● **EXERCISE TASK**:
Extract every line below, verbatim.

● **DATA LISTING**:
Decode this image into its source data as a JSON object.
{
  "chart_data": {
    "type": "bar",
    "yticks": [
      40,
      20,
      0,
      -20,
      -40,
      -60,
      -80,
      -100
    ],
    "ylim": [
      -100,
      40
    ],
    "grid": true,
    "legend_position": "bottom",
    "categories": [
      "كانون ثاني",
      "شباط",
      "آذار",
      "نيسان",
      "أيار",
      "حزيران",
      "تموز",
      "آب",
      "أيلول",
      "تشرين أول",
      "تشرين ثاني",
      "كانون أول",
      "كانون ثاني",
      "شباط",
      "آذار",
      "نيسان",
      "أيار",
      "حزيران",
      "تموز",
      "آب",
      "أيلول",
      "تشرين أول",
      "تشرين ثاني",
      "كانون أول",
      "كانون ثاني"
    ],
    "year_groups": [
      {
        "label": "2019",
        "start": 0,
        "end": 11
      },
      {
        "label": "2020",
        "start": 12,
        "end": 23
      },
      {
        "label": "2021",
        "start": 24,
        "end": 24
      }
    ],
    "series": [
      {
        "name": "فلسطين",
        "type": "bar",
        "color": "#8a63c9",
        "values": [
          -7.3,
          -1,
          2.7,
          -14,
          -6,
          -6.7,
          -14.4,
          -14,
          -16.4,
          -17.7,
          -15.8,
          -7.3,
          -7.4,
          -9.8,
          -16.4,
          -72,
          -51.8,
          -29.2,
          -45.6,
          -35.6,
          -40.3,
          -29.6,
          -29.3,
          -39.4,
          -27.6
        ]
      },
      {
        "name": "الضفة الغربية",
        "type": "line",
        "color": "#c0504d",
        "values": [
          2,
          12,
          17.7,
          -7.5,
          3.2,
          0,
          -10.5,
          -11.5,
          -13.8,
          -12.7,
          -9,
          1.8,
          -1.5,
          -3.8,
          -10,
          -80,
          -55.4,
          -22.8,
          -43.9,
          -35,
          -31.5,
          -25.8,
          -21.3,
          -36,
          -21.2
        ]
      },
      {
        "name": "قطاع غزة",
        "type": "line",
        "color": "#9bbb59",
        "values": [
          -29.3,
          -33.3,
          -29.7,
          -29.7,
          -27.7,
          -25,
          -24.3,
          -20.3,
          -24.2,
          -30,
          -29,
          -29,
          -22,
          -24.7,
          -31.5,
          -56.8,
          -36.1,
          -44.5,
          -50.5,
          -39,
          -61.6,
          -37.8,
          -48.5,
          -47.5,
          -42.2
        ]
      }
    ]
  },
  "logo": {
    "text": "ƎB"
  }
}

● **RESPONSE TO THIS EXERCISE**:
Decode this image into its source data as a JSON object.
{
  "chart_data": {
    "type": "bar",
    "yticks": [
      40,
      20,
      0,
      -20,
      -40,
      -60,
      -80,
      -100
    ],
    "ylim": [
      -100,
      40
    ],
    "grid": true,
    "legend_position": "bottom",
    "categories": [
      "كانون ثاني",
      "شباط",
      "آذار",
      "نيسان",
      "أيار",
      "حزيران",
      "تموز",
      "آب",
      "أيلول",
      "تشرين أول",
      "تشرين ثاني",
      "كانون أول",
      "كانون ثاني",
      "شباط",
      "آذار",
      "نيسان",
      "أيار",
      "حزيران",
      "تموز",
      "آب",
      "أيلول",
      "تشرين أول",
      "تشرين ثاني",
      "كانون أول",
      "كانون ثاني"
    ],
    "year_groups": [
      {
        "label": "2019",
        "start": 0,
        "end": 11
      },
      {
        "label": "2020",
        "start": 12,
        "end": 23
      },
      {
        "label": "2021",
        "start": 24,
        "end": 24
      }
    ],
    "series": [
      {
        "name": "فلسطين",
        "type": "bar",
        "color": "#8a63c9",
        "values": [
          -7.3,
          -1,
          2.7,
          -14,
          -6,
          -6.7,
          -14.4,
          -14,
          -16.4,
          -17.7,
          -15.8,
          -7.3,
          -7.4,
          -9.8,
          -16.4,
          -72,
          -51.8,
          -29.2,
          -45.6,
          -35.6,
          -40.3,
          -29.6,
          -29.3,
          -39.4,
          -27.6
        ]
      },
      {
        "name": "الضفة الغربية",
        "type": "line",
        "color": "#c0504d",
        "values": [
          2,
          12,
          17.7,
          -7.5,
          3.2,
          0,
          -10.5,
          -11.5,
          -13.8,
          -12.7,
          -9,
          1.8,
          -1.5,
          -3.8,
          -10,
          -80,
          -55.4,
          -22.8,
          -43.9,
          -35,
          -31.5,
          -25.8,
          -21.3,
          -36,
          -21.2
        ]
      },
      {
        "name": "قطاع غزة",
        "type": "line",
        "color": "#9bbb59",
        "values": [
          -29.3,
          -33.3,
          -29.7,
          -29.7,
          -27.7,
          -25,
          -24.3,
          -20.3,
          -24.2,
          -30,
          -29,
          -29,
          -22,
          -24.7,
          -31.5,
          -56.8,
          -36.1,
          -44.5,
          -50.5,
          -39,
          -61.6,
          -37.8,
          -48.5,
          -47.5,
          -42.2
        ]
      }
    ]
  },
  "logo": {
    "text": "ƎB"
  }
}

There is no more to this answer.